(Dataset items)
## Start

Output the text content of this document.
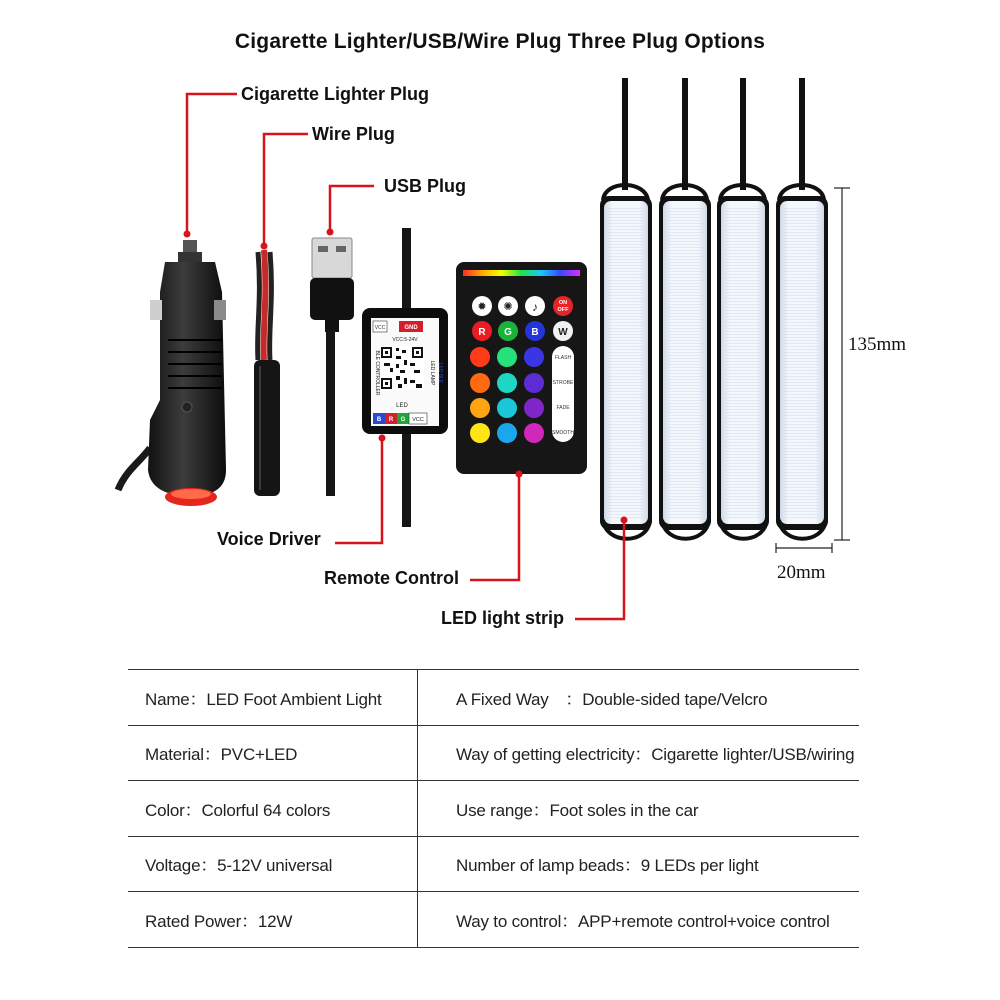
Cigarette Lighter/USB/Wire Plug Three Plug Options
VCC	GND
VCC:5-24V
BLE CONTROLLER	LED LAMP LED BLE
LED
B R G VCC
✹ ✺ ♪	ON
OFF
R G B W
FLASH
STROBE
FADE
SMOOTH
Cigarette Lighter Plug
Wire Plug
USB Plug
Voice Driver
Remote Control
LED light strip
135mm
20mm
Name：LED Foot Ambient Light	A Fixed Way　：Double-sided tape/Velcro
Material：PVC+LED	Way of getting electricity：Cigarette lighter/USB/wiring
Color：Colorful 64 colors	Use range：Foot soles in the car
Voltage：5-12V universal	Number of lamp beads：9 LEDs per light
Rated Power：12W	Way to control：APP+remote control+voice control
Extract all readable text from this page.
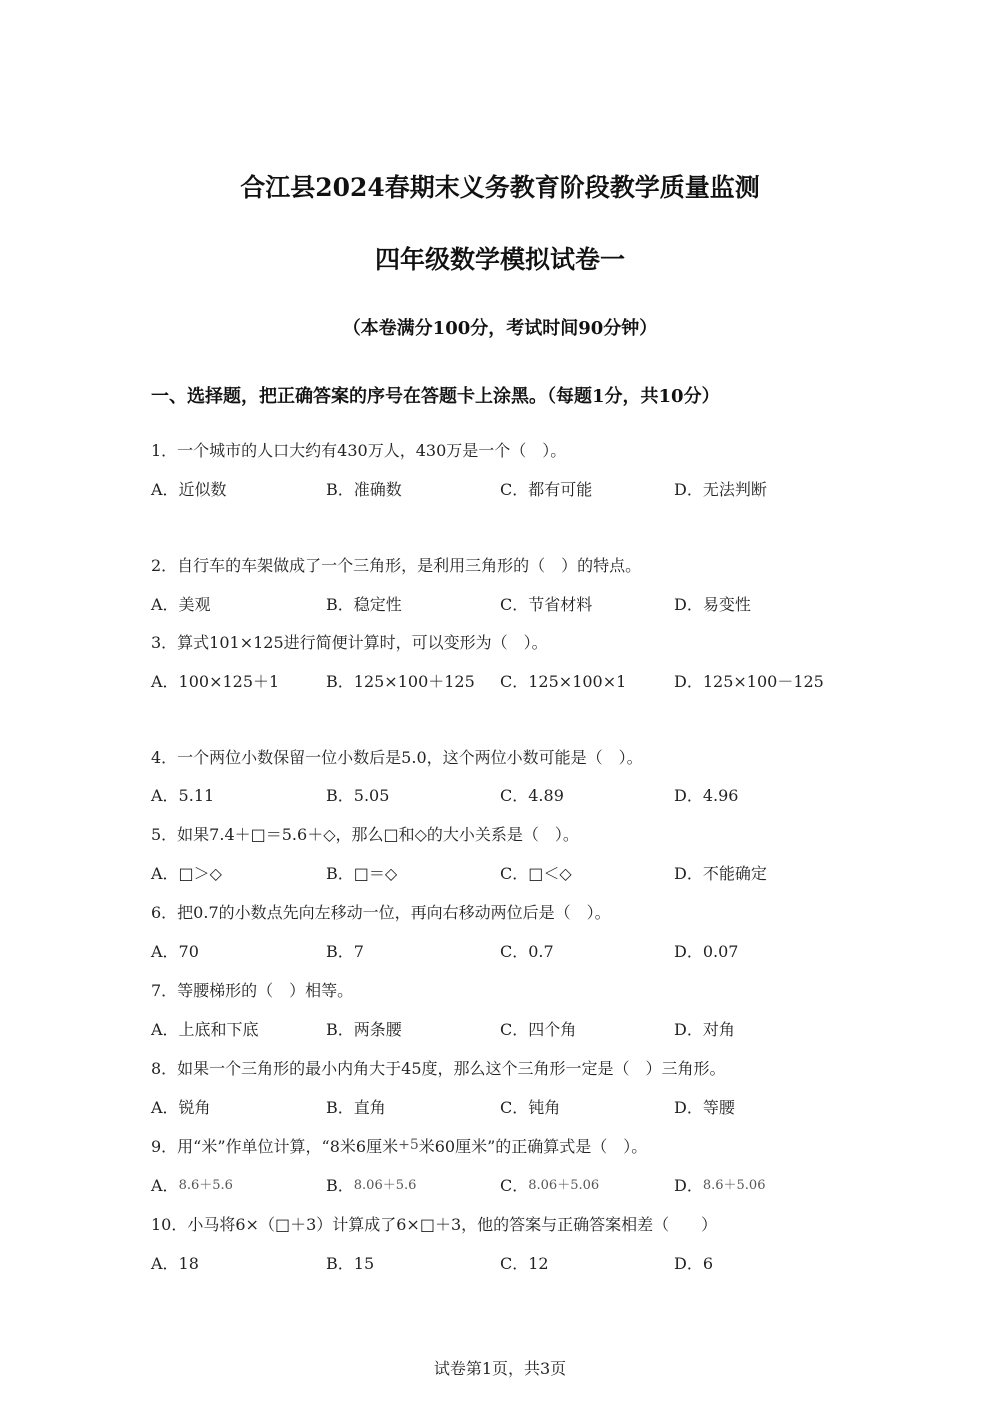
合江县2024春期末义务教育阶段教学质量监测
四年级数学模拟试卷一
（本卷满分100分，考试时间90分钟）
一、选择题，把正确答案的序号在答题卡上涂黑。（每题1分，共10分）
1．一个城市的人口大约有430万人，430万是一个（　）。
A．近似数	B．准确数	C．都有可能	D．无法判断
2．自行车的车架做成了一个三角形，是利用三角形的（　）的特点。
A．美观	B．稳定性	C．节省材料	D．易变性
3．算式101×125进行简便计算时，可以变形为（　）。
A．100×125＋1	B．125×100＋125 C．125×100×1	D．125×100－125
4．一个两位小数保留一位小数后是5.0，这个两位小数可能是（　）。
A．5.11	B．5.05	C．4.89	D．4.96
5．如果7.4＋□＝5.6＋◇，那么□和◇的大小关系是（　）。
A．□＞◇	B．□＝◇	C．□＜◇	D．不能确定
6．把0.7的小数点先向左移动一位，再向右移动两位后是（　）。
A．70	B．7	C．0.7	D．0.07
7．等腰梯形的（　）相等。
A．上底和下底	B．两条腰	C．四个角	D．对角
8．如果一个三角形的最小内角大于45度，那么这个三角形一定是（　）三角形。
A．锐角	B．直角	C．钝角	D．等腰
9．用“米”作单位计算，“8米6厘米+5米60厘米”的正确算式是（　）。
A．8.6＋5.6	B．8.06＋5.6	C．8.06＋5.06	D．8.6＋5.06
10．小马将6×（□＋3）计算成了6×□＋3，他的答案与正确答案相差（　　）
A．18	B．15	C．12	D．6
试卷第1页，共3页
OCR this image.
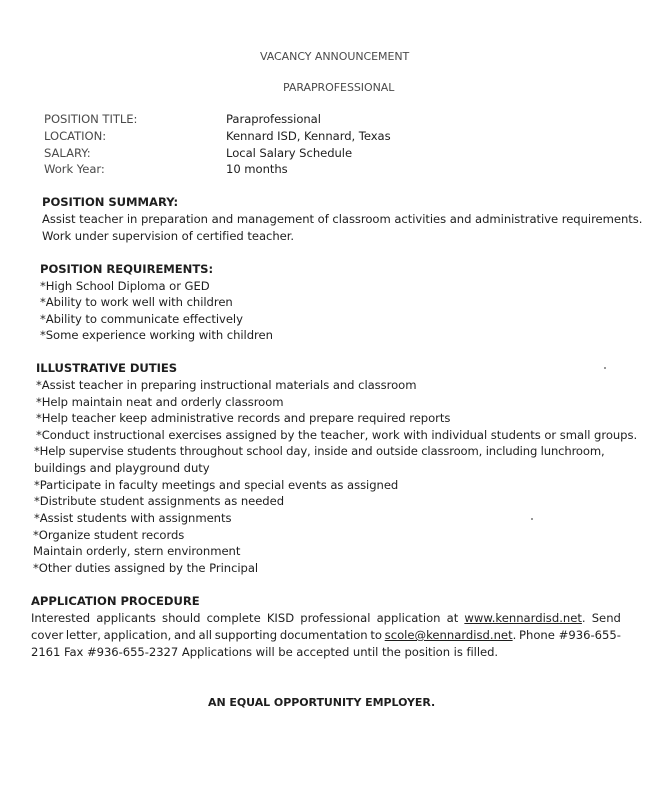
VACANCY ANNOUNCEMENT
PARAPROFESSIONAL
POSITION TITLE:	Paraprofessional
LOCATION:	Kennard ISD, Kennard, Texas
SALARY:	Local Salary Schedule
Work Year:	10 months
POSITION SUMMARY:
Assist teacher in preparation and management of classroom activities and administrative requirements.
Work under supervision of certified teacher.
POSITION REQUIREMENTS:
*High School Diploma or GED
*Ability to work well with children
*Ability to communicate effectively
*Some experience working with children
ILLUSTRATIVE DUTIES
*Assist teacher in preparing instructional materials and classroom
*Help maintain neat and orderly classroom
*Help teacher keep administrative records and prepare required reports
*Conduct instructional exercises assigned by the teacher, work with individual students or small groups.
*Help supervise students throughout school day, inside and outside classroom, including lunchroom,
buildings and playground duty
*Participate in faculty meetings and special events as assigned
*Distribute student assignments as needed
*Assist students with assignments
*Organize student records
Maintain orderly, stern environment
*Other duties assigned by the Principal
APPLICATION PROCEDURE
Interested applicants should complete KISD professional application at www.kennardisd.net. Send
cover letter, application, and all supporting documentation to scole@kennardisd.net. Phone #936-655-
2161 Fax #936-655-2327 Applications will be accepted until the position is filled.
AN EQUAL OPPORTUNITY EMPLOYER.
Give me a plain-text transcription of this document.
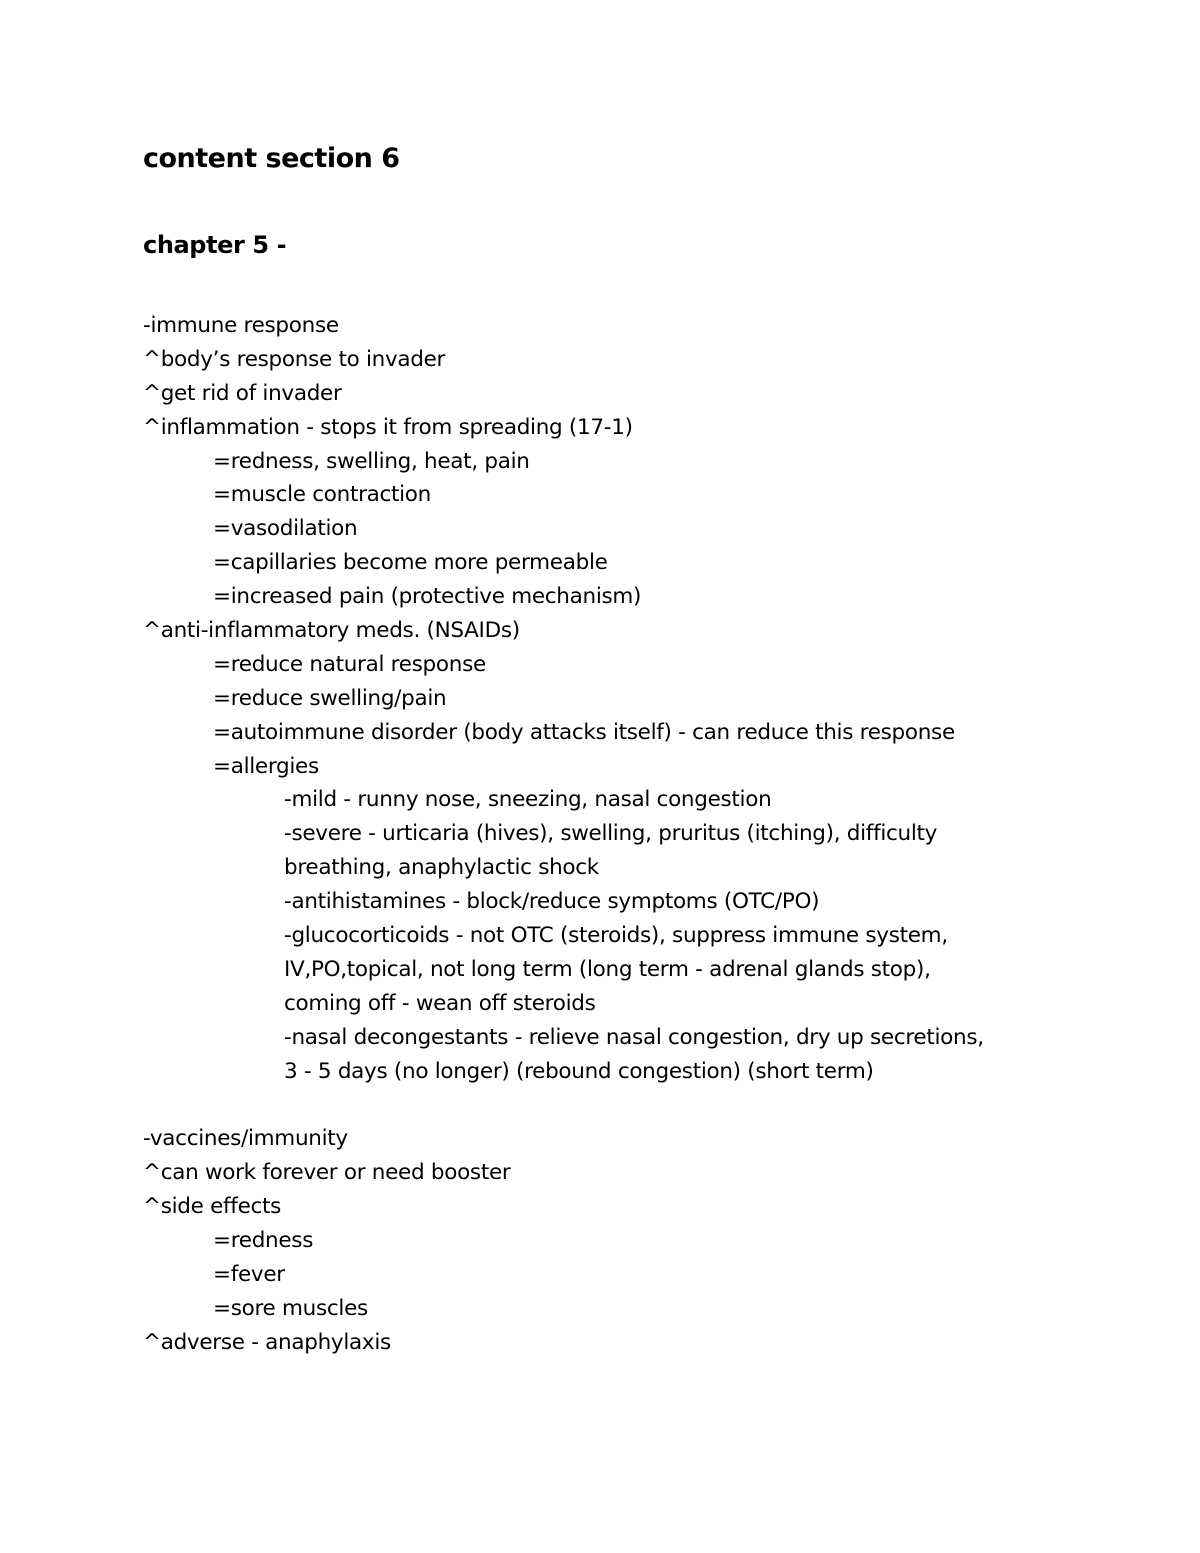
content section 6
chapter 5 -
-immune response
^body’s response to invader
^get rid of invader
^inflammation - stops it from spreading (17-1)
=redness, swelling, heat, pain
=muscle contraction
=vasodilation
=capillaries become more permeable
=increased pain (protective mechanism)
^anti-inflammatory meds. (NSAIDs)
=reduce natural response
=reduce swelling/pain
=autoimmune disorder (body attacks itself) - can reduce this response
=allergies
-mild - runny nose, sneezing, nasal congestion
-severe - urticaria (hives), swelling, pruritus (itching), difficulty
breathing, anaphylactic shock
-antihistamines - block/reduce symptoms (OTC/PO)
-glucocorticoids - not OTC (steroids), suppress immune system,
IV,PO,topical, not long term (long term - adrenal glands stop),
coming off - wean off steroids
-nasal decongestants - relieve nasal congestion, dry up secretions,
3 - 5 days (no longer) (rebound congestion) (short term)
-vaccines/immunity
^can work forever or need booster
^side effects
=redness
=fever
=sore muscles
^adverse - anaphylaxis
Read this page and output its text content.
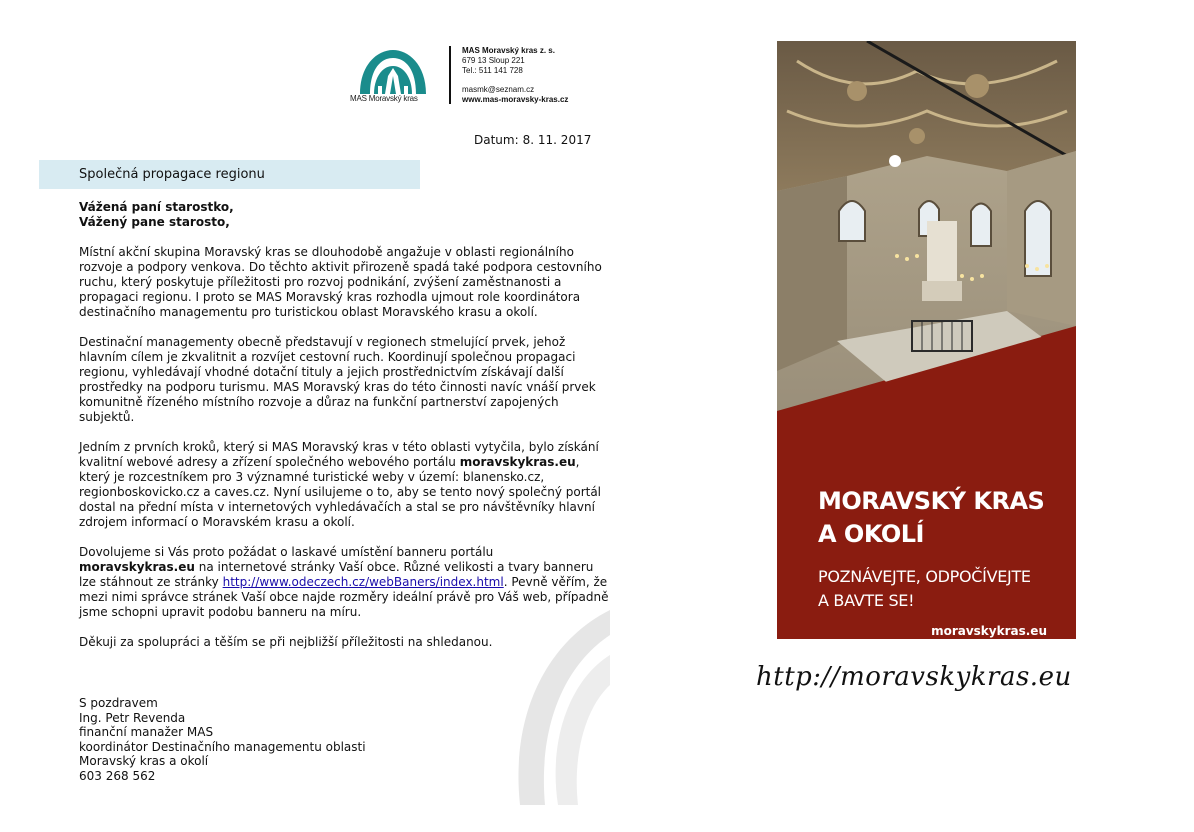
MAS Moravský kras
MAS Moravský kras z. s.
679 13 Sloup 221
Tel.: 511 141 728
masmk@seznam.cz
www.mas-moravsky-kras.cz
Datum: 8. 11. 2017
Společná propagace regionu
Vážená paní starostko,
Vážený pane starosto,

Místní akční skupina Moravský kras se dlouhodobě angažuje v oblasti regionálního rozvoje a podpory venkova. Do těchto aktivit přirozeně spadá také podpora cestovního ruchu, který poskytuje příležitosti pro rozvoj podnikání, zvýšení zaměstnanosti a propagaci regionu. I proto se MAS Moravský kras rozhodla ujmout role koordinátora destinačního managementu pro turistickou oblast Moravského krasu a okolí.

Destinační managementy obecně představují v regionech stmelující prvek, jehož hlavním cílem je zkvalitnit a rozvíjet cestovní ruch. Koordinují společnou propagaci regionu, vyhledávají vhodné dotační tituly a jejich prostřednictvím získávají další prostředky na podporu turismu. MAS Moravský kras do této činnosti navíc vnáší prvek komunitně řízeného místního rozvoje a důraz na funkční partnerství zapojených subjektů.

Jedním z prvních kroků, který si MAS Moravský kras v této oblasti vytyčila, bylo získání kvalitní webové adresy a zřízení společného webového portálu moravskykras.eu, který je rozcestníkem pro 3 významné turistické weby v území: blanensko.cz, regionboskovicko.cz a caves.cz. Nyní usilujeme o to, aby se tento nový společný portál dostal na přední místa v internetových vyhledávačích a stal se pro návštěvníky hlavní zdrojem informací o Moravském krasu a okolí.

Dovolujeme si Vás proto požádat o laskavé umístění banneru portálu moravskykras.eu na internetové stránky Vaší obce. Různé velikosti a tvary banneru lze stáhnout ze stránky http://www.odeczech.cz/webBaners/index.html. Pevně věřím, že mezi nimi správce stránek Vaší obce najde rozměry ideální právě pro Váš web, případně jsme schopni upravit podobu banneru na míru.

Děkuji za spolupráci a těším se při nejbližší příležitosti na shledanou.

S pozdravem
Ing. Petr Revenda
finanční manažer MAS
koordinátor Destinačního managementu oblasti
Moravský kras a okolí
603 268 562
MORAVSKÝ KRAS
A OKOLÍ
POZNÁVEJTE, ODPOČÍVEJTE
A BAVTE SE!
moravskykras.eu
http://moravskykras.eu
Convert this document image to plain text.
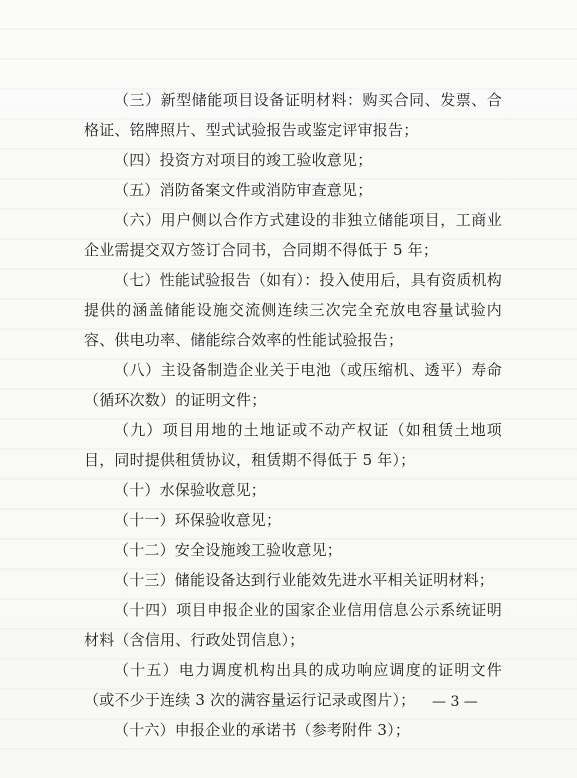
（三）新型储能项目设备证明材料：购买合同、发票、合格证、铭牌照片、型式试验报告或鉴定评审报告；

（四）投资方对项目的竣工验收意见；

（五）消防备案文件或消防审查意见；

（六）用户侧以合作方式建设的非独立储能项目，工商业企业需提交双方签订合同书，合同期不得低于 5 年；

（七）性能试验报告（如有）：投入使用后，具有资质机构提供的涵盖储能设施交流侧连续三次完全充放电容量试验内容、供电功率、储能综合效率的性能试验报告；

（八）主设备制造企业关于电池（或压缩机、透平）寿命（循环次数）的证明文件；

（九）项目用地的土地证或不动产权证（如租赁土地项目，同时提供租赁协议，租赁期不得低于 5 年）；

（十）水保验收意见；

（十一）环保验收意见；

（十二）安全设施竣工验收意见；

（十三）储能设备达到行业能效先进水平相关证明材料；

（十四）项目申报企业的国家企业信用信息公示系统证明材料（含信用、行政处罚信息）；

（十五）电力调度机构出具的成功响应调度的证明文件（或不少于连续 3 次的满容量运行记录或图片）；

（十六）申报企业的承诺书（参考附件 3）；

— 3 —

## End

◆ Objective:
Using the listing above, pull out all lines that hold the word "page".

◆ Right answer:
Extract all readable text from this page.
Read this page and output its text content.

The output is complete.